## Rows from a dataset

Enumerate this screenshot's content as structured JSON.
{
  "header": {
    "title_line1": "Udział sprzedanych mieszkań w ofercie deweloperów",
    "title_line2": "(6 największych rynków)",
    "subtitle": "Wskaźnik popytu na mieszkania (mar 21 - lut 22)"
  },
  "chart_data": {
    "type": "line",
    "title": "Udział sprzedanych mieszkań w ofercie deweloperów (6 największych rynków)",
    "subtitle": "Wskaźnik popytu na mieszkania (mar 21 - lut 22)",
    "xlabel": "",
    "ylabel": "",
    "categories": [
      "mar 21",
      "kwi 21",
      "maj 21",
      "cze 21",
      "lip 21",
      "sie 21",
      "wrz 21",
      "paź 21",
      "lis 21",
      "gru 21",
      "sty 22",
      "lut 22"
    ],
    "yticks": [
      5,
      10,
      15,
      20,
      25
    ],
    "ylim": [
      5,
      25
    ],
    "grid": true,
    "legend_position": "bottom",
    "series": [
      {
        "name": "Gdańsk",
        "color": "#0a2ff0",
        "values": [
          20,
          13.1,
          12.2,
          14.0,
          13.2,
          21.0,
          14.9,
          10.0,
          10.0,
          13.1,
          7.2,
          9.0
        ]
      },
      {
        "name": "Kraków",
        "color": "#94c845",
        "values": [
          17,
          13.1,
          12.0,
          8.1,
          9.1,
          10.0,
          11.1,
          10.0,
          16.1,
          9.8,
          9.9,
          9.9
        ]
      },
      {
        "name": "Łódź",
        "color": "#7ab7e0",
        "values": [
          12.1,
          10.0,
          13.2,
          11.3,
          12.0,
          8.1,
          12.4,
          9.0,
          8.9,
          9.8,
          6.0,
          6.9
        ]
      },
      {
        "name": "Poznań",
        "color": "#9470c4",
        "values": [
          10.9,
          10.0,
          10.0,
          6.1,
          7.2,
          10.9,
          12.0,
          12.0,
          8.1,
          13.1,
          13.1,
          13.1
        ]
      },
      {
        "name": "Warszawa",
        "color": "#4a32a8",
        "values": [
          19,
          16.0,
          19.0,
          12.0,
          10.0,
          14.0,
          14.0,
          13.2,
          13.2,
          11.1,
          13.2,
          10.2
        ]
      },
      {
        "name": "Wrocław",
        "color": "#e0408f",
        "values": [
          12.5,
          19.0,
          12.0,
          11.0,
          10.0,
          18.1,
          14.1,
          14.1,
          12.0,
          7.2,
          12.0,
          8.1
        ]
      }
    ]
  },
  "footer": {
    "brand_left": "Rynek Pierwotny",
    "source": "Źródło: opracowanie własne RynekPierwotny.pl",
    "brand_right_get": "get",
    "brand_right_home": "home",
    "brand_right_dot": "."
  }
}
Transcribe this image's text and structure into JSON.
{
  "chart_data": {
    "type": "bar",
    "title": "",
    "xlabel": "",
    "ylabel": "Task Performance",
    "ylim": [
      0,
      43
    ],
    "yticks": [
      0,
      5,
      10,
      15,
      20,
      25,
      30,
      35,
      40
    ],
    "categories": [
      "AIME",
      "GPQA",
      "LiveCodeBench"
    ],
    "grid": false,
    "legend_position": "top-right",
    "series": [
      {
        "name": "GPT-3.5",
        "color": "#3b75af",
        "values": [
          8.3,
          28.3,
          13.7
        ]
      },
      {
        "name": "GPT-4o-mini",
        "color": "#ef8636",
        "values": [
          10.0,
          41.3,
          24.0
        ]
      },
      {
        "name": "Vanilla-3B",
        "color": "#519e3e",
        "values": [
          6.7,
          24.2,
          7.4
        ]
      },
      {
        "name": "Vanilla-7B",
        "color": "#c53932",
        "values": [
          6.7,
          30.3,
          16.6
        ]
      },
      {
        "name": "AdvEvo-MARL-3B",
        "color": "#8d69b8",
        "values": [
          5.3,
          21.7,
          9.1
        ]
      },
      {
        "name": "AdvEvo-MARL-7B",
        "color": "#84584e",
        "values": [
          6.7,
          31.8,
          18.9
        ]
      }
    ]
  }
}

## Exercise task
Word for word, restate all of the data shown above.

## Written answer
Enumerate this screenshot's content as structured JSON.
{
  "header": {
    "title_line1": "Udział sprzedanych mieszkań w ofercie deweloperów",
    "title_line2": "(6 największych rynków)",
    "subtitle": "Wskaźnik popytu na mieszkania (mar 21 - lut 22)"
  },
  "chart_data": {
    "type": "line",
    "title": "Udział sprzedanych mieszkań w ofercie deweloperów (6 największych rynków)",
    "subtitle": "Wskaźnik popytu na mieszkania (mar 21 - lut 22)",
    "xlabel": "",
    "ylabel": "",
    "categories": [
      "mar 21",
      "kwi 21",
      "maj 21",
      "cze 21",
      "lip 21",
      "sie 21",
      "wrz 21",
      "paź 21",
      "lis 21",
      "gru 21",
      "sty 22",
      "lut 22"
    ],
    "yticks": [
      5,
      10,
      15,
      20,
      25
    ],
    "ylim": [
      5,
      25
    ],
    "grid": true,
    "legend_position": "bottom",
    "series": [
      {
        "name": "Gdańsk",
        "color": "#0a2ff0",
        "values": [
          20,
          13.1,
          12.2,
          14.0,
          13.2,
          21.0,
          14.9,
          10.0,
          10.0,
          13.1,
          7.2,
          9.0
        ]
      },
      {
        "name": "Kraków",
        "color": "#94c845",
        "values": [
          17,
          13.1,
          12.0,
          8.1,
          9.1,
          10.0,
          11.1,
          10.0,
          16.1,
          9.8,
          9.9,
          9.9
        ]
      },
      {
        "name": "Łódź",
        "color": "#7ab7e0",
        "values": [
          12.1,
          10.0,
          13.2,
          11.3,
          12.0,
          8.1,
          12.4,
          9.0,
          8.9,
          9.8,
          6.0,
          6.9
        ]
      },
      {
        "name": "Poznań",
        "color": "#9470c4",
        "values": [
          10.9,
          10.0,
          10.0,
          6.1,
          7.2,
          10.9,
          12.0,
          12.0,
          8.1,
          13.1,
          13.1,
          13.1
        ]
      },
      {
        "name": "Warszawa",
        "color": "#4a32a8",
        "values": [
          19,
          16.0,
          19.0,
          12.0,
          10.0,
          14.0,
          14.0,
          13.2,
          13.2,
          11.1,
          13.2,
          10.2
        ]
      },
      {
        "name": "Wrocław",
        "color": "#e0408f",
        "values": [
          12.5,
          19.0,
          12.0,
          11.0,
          10.0,
          18.1,
          14.1,
          14.1,
          12.0,
          7.2,
          12.0,
          8.1
        ]
      }
    ]
  },
  "footer": {
    "brand_left": "Rynek Pierwotny",
    "source": "Źródło: opracowanie własne RynekPierwotny.pl",
    "brand_right_get": "get",
    "brand_right_home": "home",
    "brand_right_dot": "."
  }
}
Transcribe this image's text and structure into JSON.
{
  "chart_data": {
    "type": "bar",
    "title": "",
    "xlabel": "",
    "ylabel": "Task Performance",
    "ylim": [
      0,
      43
    ],
    "yticks": [
      0,
      5,
      10,
      15,
      20,
      25,
      30,
      35,
      40
    ],
    "categories": [
      "AIME",
      "GPQA",
      "LiveCodeBench"
    ],
    "grid": false,
    "legend_position": "top-right",
    "series": [
      {
        "name": "GPT-3.5",
        "color": "#3b75af",
        "values": [
          8.3,
          28.3,
          13.7
        ]
      },
      {
        "name": "GPT-4o-mini",
        "color": "#ef8636",
        "values": [
          10.0,
          41.3,
          24.0
        ]
      },
      {
        "name": "Vanilla-3B",
        "color": "#519e3e",
        "values": [
          6.7,
          24.2,
          7.4
        ]
      },
      {
        "name": "Vanilla-7B",
        "color": "#c53932",
        "values": [
          6.7,
          30.3,
          16.6
        ]
      },
      {
        "name": "AdvEvo-MARL-3B",
        "color": "#8d69b8",
        "values": [
          5.3,
          21.7,
          9.1
        ]
      },
      {
        "name": "AdvEvo-MARL-7B",
        "color": "#84584e",
        "values": [
          6.7,
          31.8,
          18.9
        ]
      }
    ]
  }
}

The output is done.